→ **What you will do**
For the material that follows, list every line containing the word "substitute".

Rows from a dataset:
# # # #

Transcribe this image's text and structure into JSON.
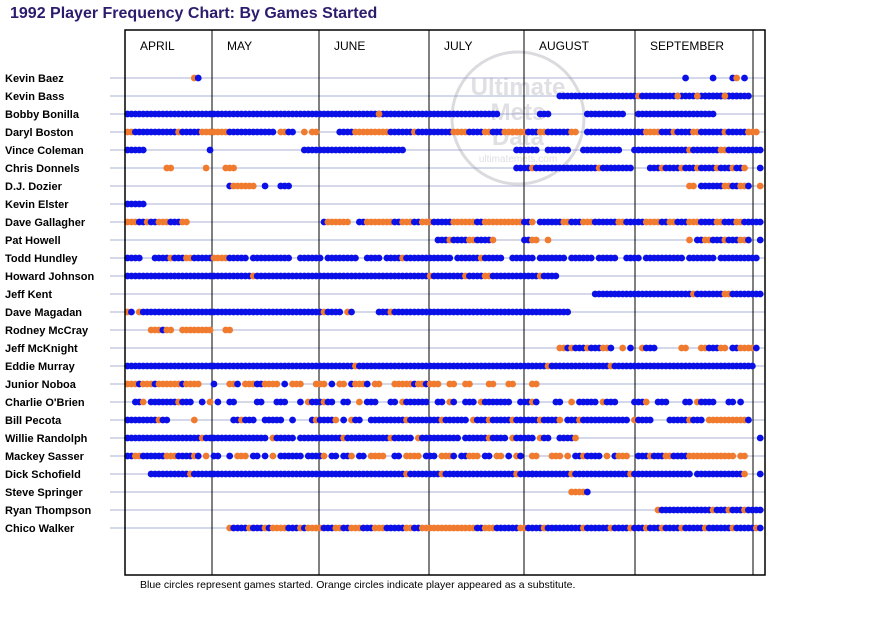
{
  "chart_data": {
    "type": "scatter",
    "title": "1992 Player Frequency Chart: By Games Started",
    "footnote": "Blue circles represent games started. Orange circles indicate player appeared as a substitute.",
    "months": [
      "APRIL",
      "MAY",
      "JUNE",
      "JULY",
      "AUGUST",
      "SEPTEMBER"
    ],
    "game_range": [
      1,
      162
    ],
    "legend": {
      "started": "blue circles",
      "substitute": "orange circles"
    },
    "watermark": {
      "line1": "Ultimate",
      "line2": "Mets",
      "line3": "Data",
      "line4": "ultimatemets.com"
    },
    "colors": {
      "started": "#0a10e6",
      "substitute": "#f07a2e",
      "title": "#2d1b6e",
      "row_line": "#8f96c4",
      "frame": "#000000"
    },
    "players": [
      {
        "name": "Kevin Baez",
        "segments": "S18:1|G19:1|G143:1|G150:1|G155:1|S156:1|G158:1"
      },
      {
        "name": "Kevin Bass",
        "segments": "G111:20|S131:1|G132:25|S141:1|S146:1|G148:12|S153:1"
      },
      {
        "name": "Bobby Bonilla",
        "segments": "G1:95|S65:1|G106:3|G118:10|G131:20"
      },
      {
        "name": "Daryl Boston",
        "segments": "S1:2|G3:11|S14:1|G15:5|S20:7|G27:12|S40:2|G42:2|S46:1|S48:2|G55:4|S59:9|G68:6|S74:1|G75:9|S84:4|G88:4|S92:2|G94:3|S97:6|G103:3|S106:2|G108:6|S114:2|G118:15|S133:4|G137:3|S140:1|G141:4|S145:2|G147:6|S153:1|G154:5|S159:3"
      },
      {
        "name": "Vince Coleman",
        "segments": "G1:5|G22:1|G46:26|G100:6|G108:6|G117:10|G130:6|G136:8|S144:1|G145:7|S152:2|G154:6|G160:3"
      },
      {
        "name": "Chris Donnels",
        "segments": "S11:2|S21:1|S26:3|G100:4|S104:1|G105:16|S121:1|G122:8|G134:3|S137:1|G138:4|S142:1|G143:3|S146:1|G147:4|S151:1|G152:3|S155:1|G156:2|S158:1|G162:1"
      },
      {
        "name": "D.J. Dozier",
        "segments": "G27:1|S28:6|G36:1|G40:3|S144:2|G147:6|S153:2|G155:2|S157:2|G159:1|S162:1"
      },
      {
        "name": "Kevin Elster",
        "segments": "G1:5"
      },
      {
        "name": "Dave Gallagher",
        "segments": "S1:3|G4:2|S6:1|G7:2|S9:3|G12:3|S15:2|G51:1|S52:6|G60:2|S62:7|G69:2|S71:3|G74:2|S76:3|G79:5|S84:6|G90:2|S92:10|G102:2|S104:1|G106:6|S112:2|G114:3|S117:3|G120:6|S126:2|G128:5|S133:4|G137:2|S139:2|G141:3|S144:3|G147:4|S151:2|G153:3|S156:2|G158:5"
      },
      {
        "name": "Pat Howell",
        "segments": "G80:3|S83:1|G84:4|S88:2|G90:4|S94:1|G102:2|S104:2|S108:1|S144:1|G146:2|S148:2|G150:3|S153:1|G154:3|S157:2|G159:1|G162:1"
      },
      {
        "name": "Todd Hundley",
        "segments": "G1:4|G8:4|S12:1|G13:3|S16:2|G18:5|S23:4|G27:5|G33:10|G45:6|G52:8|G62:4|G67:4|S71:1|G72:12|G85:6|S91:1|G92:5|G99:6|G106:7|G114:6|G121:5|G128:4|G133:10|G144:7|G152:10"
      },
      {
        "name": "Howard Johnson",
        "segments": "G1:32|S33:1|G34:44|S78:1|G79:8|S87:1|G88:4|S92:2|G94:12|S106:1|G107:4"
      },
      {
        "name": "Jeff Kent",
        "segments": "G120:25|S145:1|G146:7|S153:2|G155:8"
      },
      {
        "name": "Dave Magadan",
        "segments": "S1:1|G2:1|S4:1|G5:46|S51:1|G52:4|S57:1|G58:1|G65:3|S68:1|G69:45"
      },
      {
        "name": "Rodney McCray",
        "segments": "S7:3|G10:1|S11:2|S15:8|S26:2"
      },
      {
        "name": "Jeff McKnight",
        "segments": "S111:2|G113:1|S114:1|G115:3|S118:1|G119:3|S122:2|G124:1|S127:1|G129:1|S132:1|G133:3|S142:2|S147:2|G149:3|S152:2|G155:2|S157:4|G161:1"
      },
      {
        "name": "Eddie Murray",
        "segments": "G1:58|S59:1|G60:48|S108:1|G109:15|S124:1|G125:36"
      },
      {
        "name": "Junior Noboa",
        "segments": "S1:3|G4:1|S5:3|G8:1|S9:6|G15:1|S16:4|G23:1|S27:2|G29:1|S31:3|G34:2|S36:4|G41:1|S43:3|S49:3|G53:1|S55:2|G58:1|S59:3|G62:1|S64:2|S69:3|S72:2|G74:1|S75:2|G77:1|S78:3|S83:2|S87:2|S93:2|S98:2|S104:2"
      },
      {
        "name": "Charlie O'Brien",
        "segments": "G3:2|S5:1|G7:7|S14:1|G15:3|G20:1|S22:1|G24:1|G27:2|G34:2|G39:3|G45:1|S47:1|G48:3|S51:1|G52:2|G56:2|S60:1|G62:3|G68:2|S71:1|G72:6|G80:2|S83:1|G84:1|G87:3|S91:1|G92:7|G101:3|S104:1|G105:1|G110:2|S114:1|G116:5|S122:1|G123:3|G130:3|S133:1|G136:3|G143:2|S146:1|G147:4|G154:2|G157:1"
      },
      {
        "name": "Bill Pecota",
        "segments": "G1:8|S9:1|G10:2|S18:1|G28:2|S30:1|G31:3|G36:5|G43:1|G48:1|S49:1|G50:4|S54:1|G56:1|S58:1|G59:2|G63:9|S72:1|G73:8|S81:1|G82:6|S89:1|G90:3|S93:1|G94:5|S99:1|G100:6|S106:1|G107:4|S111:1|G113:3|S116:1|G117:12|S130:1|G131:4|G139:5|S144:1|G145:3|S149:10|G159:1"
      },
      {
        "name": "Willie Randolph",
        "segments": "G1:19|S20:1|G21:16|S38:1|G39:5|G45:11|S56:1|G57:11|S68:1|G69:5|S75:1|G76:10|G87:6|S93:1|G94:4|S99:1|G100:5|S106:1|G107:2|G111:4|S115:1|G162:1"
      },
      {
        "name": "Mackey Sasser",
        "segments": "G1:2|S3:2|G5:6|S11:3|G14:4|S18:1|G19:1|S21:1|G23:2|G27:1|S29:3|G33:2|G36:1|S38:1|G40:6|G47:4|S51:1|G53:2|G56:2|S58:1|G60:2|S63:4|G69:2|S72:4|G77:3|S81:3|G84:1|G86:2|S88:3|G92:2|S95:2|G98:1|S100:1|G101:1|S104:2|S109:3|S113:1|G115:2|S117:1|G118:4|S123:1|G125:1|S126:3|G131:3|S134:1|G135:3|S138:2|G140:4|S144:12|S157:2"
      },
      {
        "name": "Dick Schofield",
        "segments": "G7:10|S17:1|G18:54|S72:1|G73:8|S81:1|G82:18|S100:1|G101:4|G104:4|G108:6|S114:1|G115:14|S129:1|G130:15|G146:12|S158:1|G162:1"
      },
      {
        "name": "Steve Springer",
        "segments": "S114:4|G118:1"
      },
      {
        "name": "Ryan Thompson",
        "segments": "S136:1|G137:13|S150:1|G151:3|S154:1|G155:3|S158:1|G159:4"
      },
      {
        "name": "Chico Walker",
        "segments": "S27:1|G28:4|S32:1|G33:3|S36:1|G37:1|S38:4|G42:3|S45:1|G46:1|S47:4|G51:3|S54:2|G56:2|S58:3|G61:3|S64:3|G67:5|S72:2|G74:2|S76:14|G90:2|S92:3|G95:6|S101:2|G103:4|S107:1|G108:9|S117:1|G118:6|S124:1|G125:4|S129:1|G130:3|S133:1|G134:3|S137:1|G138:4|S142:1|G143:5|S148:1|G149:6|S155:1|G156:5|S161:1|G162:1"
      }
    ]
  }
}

# # # #

→ **Expected answer**
    "footnote": "Blue circles represent games started. Orange circles indicate player appeared as a substitute.",
      "substitute": "orange circles"
      "substitute": "#f07a2e",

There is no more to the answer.